Exercise instructions: Copy every line with the string "Choose" in it.

Extracted data:

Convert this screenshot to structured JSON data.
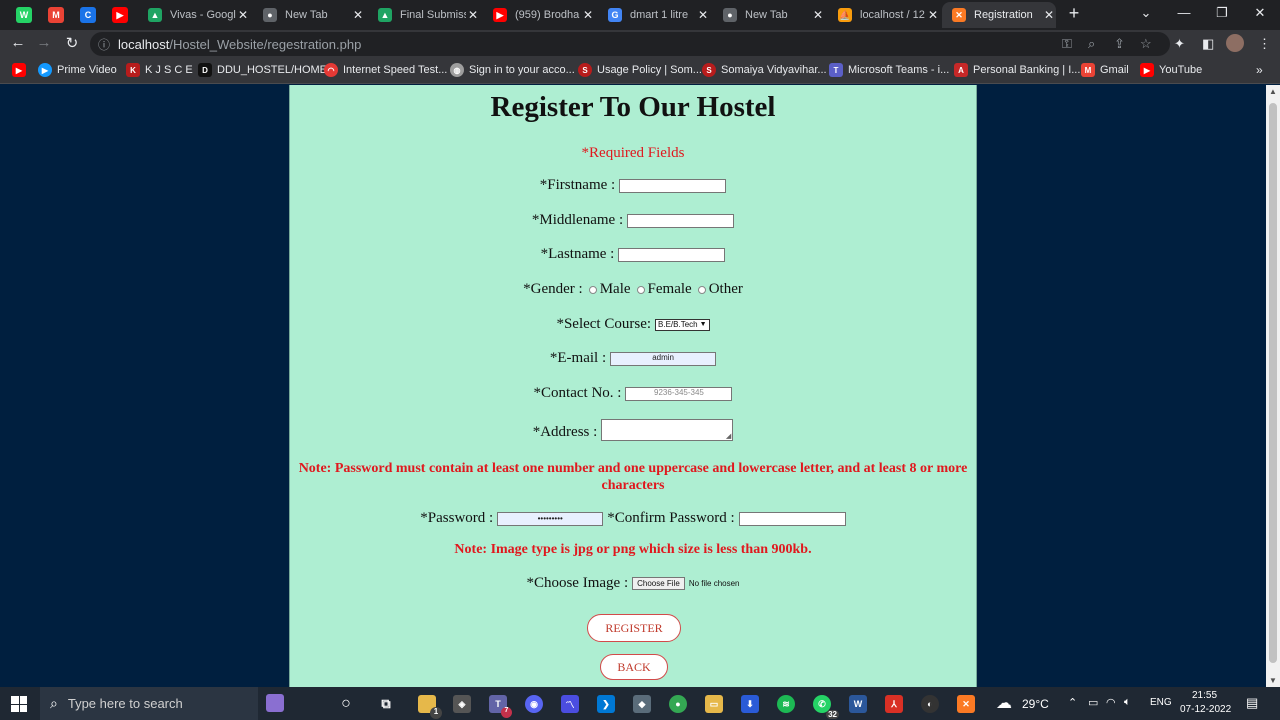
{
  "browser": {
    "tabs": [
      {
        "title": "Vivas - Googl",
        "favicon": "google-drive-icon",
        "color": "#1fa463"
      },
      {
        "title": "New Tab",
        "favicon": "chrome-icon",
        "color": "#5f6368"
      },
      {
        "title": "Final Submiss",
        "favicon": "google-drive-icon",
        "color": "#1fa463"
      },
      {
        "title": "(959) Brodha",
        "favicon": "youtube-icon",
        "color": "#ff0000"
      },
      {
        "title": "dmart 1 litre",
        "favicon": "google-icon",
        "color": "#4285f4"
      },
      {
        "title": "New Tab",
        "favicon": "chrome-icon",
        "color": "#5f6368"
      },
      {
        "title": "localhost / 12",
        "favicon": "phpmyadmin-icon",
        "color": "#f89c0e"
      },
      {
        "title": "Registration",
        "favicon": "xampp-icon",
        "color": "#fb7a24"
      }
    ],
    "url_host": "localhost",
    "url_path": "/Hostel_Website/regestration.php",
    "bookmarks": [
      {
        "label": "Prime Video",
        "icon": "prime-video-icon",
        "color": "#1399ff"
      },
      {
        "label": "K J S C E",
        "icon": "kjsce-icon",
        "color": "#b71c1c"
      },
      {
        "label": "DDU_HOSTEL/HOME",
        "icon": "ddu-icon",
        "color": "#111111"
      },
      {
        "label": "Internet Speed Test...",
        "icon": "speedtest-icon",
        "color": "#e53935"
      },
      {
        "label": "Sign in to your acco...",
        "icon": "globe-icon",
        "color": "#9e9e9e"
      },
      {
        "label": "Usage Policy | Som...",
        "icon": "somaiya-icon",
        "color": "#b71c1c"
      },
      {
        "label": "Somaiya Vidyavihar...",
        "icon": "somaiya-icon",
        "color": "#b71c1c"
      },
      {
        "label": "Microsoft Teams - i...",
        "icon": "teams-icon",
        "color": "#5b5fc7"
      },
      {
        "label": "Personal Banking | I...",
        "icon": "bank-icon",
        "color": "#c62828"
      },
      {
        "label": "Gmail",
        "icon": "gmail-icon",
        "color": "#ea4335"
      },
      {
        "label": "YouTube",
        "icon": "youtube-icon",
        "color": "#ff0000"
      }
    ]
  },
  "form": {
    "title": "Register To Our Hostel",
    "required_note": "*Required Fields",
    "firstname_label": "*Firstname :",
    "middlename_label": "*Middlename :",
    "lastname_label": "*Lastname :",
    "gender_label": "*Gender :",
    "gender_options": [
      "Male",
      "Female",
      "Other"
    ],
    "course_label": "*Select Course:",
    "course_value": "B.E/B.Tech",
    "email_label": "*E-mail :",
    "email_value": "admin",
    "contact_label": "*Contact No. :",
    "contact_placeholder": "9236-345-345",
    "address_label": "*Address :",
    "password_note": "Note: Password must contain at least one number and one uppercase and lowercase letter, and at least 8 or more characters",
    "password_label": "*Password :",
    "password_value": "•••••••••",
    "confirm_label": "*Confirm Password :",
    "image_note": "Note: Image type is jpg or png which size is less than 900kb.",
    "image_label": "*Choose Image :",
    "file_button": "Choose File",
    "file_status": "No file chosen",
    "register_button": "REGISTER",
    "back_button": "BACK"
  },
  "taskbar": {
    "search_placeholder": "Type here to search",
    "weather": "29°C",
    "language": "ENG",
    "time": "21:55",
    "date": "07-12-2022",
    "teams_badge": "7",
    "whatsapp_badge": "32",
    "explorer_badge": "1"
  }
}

--

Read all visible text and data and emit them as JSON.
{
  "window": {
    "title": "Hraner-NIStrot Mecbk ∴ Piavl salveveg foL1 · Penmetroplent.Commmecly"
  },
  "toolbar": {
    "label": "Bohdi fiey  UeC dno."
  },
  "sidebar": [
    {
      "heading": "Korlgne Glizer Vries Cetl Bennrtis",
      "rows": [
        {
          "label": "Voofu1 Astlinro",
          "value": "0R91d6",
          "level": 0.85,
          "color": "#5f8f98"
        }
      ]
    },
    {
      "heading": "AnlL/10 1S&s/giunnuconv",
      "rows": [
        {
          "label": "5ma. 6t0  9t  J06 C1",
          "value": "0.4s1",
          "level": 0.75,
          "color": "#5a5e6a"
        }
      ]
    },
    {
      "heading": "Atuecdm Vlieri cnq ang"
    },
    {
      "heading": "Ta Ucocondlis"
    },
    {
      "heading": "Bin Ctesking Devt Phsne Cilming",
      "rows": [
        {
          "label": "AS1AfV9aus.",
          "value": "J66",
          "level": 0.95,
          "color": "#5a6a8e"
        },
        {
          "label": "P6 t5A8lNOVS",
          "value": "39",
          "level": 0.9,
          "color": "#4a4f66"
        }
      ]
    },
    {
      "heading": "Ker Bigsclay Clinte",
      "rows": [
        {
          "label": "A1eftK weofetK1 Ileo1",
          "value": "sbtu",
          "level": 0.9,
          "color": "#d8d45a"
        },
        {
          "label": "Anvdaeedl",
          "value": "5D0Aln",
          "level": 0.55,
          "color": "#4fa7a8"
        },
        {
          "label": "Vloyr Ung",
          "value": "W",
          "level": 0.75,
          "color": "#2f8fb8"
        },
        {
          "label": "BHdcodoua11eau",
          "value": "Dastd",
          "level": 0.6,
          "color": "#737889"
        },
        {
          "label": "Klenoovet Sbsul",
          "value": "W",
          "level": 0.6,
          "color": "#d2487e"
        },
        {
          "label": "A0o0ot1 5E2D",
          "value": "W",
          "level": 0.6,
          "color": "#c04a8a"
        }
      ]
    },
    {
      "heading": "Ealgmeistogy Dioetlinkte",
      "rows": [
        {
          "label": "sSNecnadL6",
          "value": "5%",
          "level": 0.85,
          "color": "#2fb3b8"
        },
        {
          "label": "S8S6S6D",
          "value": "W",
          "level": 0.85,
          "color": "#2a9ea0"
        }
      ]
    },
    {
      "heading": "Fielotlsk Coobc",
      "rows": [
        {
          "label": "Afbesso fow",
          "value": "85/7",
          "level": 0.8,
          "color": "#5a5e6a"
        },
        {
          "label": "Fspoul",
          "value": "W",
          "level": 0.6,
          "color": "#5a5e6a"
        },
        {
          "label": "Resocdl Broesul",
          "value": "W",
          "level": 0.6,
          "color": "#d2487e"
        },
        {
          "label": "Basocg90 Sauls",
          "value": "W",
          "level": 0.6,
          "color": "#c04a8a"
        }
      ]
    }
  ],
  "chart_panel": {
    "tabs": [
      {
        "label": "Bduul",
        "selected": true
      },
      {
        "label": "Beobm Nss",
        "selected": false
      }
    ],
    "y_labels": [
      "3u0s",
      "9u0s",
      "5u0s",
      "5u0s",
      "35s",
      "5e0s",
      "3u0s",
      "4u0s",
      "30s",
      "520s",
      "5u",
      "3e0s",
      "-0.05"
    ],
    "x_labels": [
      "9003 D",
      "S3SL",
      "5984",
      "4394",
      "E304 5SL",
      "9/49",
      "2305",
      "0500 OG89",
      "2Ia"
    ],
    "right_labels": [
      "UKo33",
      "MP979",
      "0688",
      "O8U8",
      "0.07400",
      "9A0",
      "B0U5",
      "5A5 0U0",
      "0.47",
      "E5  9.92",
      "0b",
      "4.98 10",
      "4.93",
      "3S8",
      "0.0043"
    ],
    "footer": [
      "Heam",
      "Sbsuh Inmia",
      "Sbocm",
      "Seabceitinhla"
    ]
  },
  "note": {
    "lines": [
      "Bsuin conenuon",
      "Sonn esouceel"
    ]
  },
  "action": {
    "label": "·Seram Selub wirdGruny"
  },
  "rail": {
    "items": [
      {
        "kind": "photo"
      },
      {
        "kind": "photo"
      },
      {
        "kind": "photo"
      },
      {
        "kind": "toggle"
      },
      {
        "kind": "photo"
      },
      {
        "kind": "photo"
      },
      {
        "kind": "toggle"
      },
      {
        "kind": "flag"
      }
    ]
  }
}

Output below:
    "image_label": "*Choose Image :",
    "file_button": "Choose File",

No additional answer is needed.